(Figure contents as structured data)

● ● ●

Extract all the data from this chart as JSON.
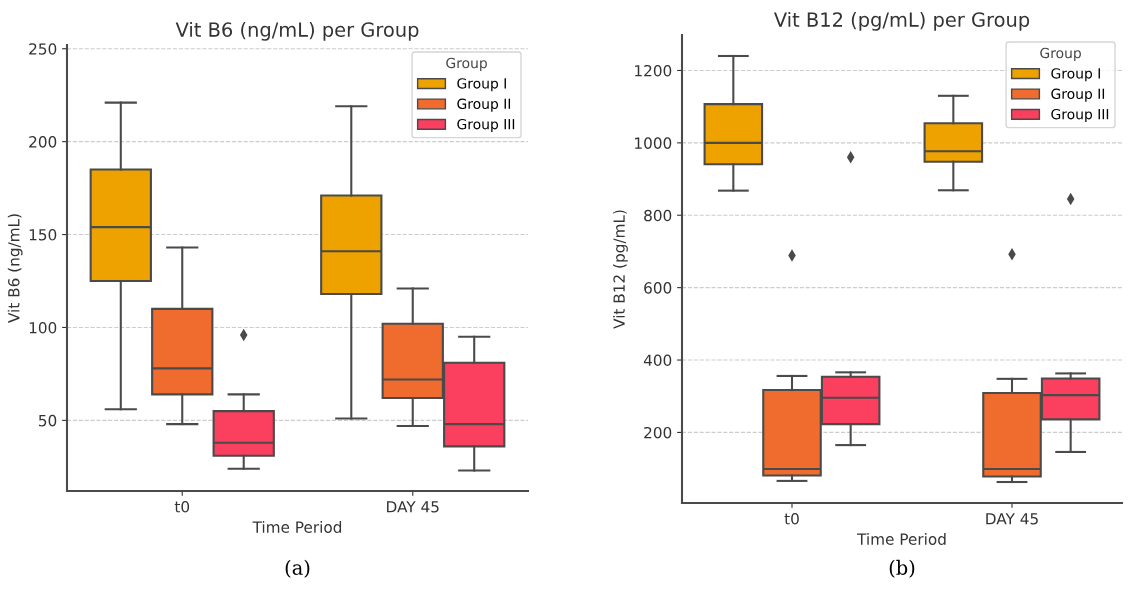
{
  "chart_data": [
    {
      "type": "box",
      "title": "Vit B6 (ng/mL) per Group",
      "xlabel": "Time Period",
      "ylabel": "Vit B6 (ng/mL)",
      "categories": [
        "t0",
        "DAY 45"
      ],
      "legend_title": "Group",
      "legend": "top right",
      "grid": "y",
      "ylim": [
        12,
        252
      ],
      "yticks": [
        50,
        100,
        150,
        200,
        250
      ],
      "annotations": [
        "(a)"
      ],
      "series": [
        {
          "name": "Group I",
          "color": "#eda200",
          "boxes": [
            {
              "low": 56,
              "q1": 125,
              "median": 154,
              "q3": 185,
              "high": 221
            },
            {
              "low": 51,
              "q1": 118,
              "median": 141,
              "q3": 171,
              "high": 219
            }
          ]
        },
        {
          "name": "Group II",
          "color": "#ef6c2e",
          "boxes": [
            {
              "low": 48,
              "q1": 64,
              "median": 78,
              "q3": 110,
              "high": 143
            },
            {
              "low": 47,
              "q1": 62,
              "median": 72,
              "q3": 102,
              "high": 121
            }
          ]
        },
        {
          "name": "Group III",
          "color": "#fb3f5f",
          "boxes": [
            {
              "low": 24,
              "q1": 31,
              "median": 38,
              "q3": 55,
              "high": 64,
              "outliers": [
                96
              ]
            },
            {
              "low": 23,
              "q1": 36,
              "median": 48,
              "q3": 81,
              "high": 95
            }
          ]
        }
      ]
    },
    {
      "type": "box",
      "title": "Vit B12 (pg/mL) per Group",
      "xlabel": "Time Period",
      "ylabel": "Vit B12 (pg/mL)",
      "categories": [
        "t0",
        "DAY 45"
      ],
      "legend_title": "Group",
      "legend": "top right",
      "grid": "y",
      "ylim": [
        5,
        1298
      ],
      "yticks": [
        200,
        400,
        600,
        800,
        1000,
        1200
      ],
      "annotations": [
        "(b)"
      ],
      "series": [
        {
          "name": "Group I",
          "color": "#eda200",
          "boxes": [
            {
              "low": 868,
              "q1": 941,
              "median": 1000,
              "q3": 1107,
              "high": 1240
            },
            {
              "low": 869,
              "q1": 948,
              "median": 977,
              "q3": 1054,
              "high": 1130
            }
          ]
        },
        {
          "name": "Group II",
          "color": "#ef6c2e",
          "boxes": [
            {
              "low": 66,
              "q1": 81,
              "median": 99,
              "q3": 317,
              "high": 356,
              "outliers": [
                689
              ]
            },
            {
              "low": 63,
              "q1": 78,
              "median": 99,
              "q3": 309,
              "high": 348,
              "outliers": [
                692
              ]
            }
          ]
        },
        {
          "name": "Group III",
          "color": "#fb3f5f",
          "boxes": [
            {
              "low": 165,
              "q1": 223,
              "median": 296,
              "q3": 354,
              "high": 366,
              "outliers": [
                960
              ]
            },
            {
              "low": 146,
              "q1": 236,
              "median": 303,
              "q3": 349,
              "high": 363,
              "outliers": [
                845
              ]
            }
          ]
        }
      ]
    }
  ]
}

● ● ●

**REQUEST:** Pictures are to be left out; all else in the entries above is to be quoted exactly.

**FULL OUTPUT:**
Extract all the data from this chart as JSON.
{
  "chart_data": [
    {
      "type": "box",
      "title": "Vit B6 (ng/mL) per Group",
      "xlabel": "Time Period",
      "ylabel": "Vit B6 (ng/mL)",
      "categories": [
        "t0",
        "DAY 45"
      ],
      "legend_title": "Group",
      "legend": "top right",
      "grid": "y",
      "ylim": [
        12,
        252
      ],
      "yticks": [
        50,
        100,
        150,
        200,
        250
      ],
      "annotations": [
        "(a)"
      ],
      "series": [
        {
          "name": "Group I",
          "color": "#eda200",
          "boxes": [
            {
              "low": 56,
              "q1": 125,
              "median": 154,
              "q3": 185,
              "high": 221
            },
            {
              "low": 51,
              "q1": 118,
              "median": 141,
              "q3": 171,
              "high": 219
            }
          ]
        },
        {
          "name": "Group II",
          "color": "#ef6c2e",
          "boxes": [
            {
              "low": 48,
              "q1": 64,
              "median": 78,
              "q3": 110,
              "high": 143
            },
            {
              "low": 47,
              "q1": 62,
              "median": 72,
              "q3": 102,
              "high": 121
            }
          ]
        },
        {
          "name": "Group III",
          "color": "#fb3f5f",
          "boxes": [
            {
              "low": 24,
              "q1": 31,
              "median": 38,
              "q3": 55,
              "high": 64,
              "outliers": [
                96
              ]
            },
            {
              "low": 23,
              "q1": 36,
              "median": 48,
              "q3": 81,
              "high": 95
            }
          ]
        }
      ]
    },
    {
      "type": "box",
      "title": "Vit B12 (pg/mL) per Group",
      "xlabel": "Time Period",
      "ylabel": "Vit B12 (pg/mL)",
      "categories": [
        "t0",
        "DAY 45"
      ],
      "legend_title": "Group",
      "legend": "top right",
      "grid": "y",
      "ylim": [
        5,
        1298
      ],
      "yticks": [
        200,
        400,
        600,
        800,
        1000,
        1200
      ],
      "annotations": [
        "(b)"
      ],
      "series": [
        {
          "name": "Group I",
          "color": "#eda200",
          "boxes": [
            {
              "low": 868,
              "q1": 941,
              "median": 1000,
              "q3": 1107,
              "high": 1240
            },
            {
              "low": 869,
              "q1": 948,
              "median": 977,
              "q3": 1054,
              "high": 1130
            }
          ]
        },
        {
          "name": "Group II",
          "color": "#ef6c2e",
          "boxes": [
            {
              "low": 66,
              "q1": 81,
              "median": 99,
              "q3": 317,
              "high": 356,
              "outliers": [
                689
              ]
            },
            {
              "low": 63,
              "q1": 78,
              "median": 99,
              "q3": 309,
              "high": 348,
              "outliers": [
                692
              ]
            }
          ]
        },
        {
          "name": "Group III",
          "color": "#fb3f5f",
          "boxes": [
            {
              "low": 165,
              "q1": 223,
              "median": 296,
              "q3": 354,
              "high": 366,
              "outliers": [
                960
              ]
            },
            {
              "low": 146,
              "q1": 236,
              "median": 303,
              "q3": 349,
              "high": 363,
              "outliers": [
                845
              ]
            }
          ]
        }
      ]
    }
  ]
}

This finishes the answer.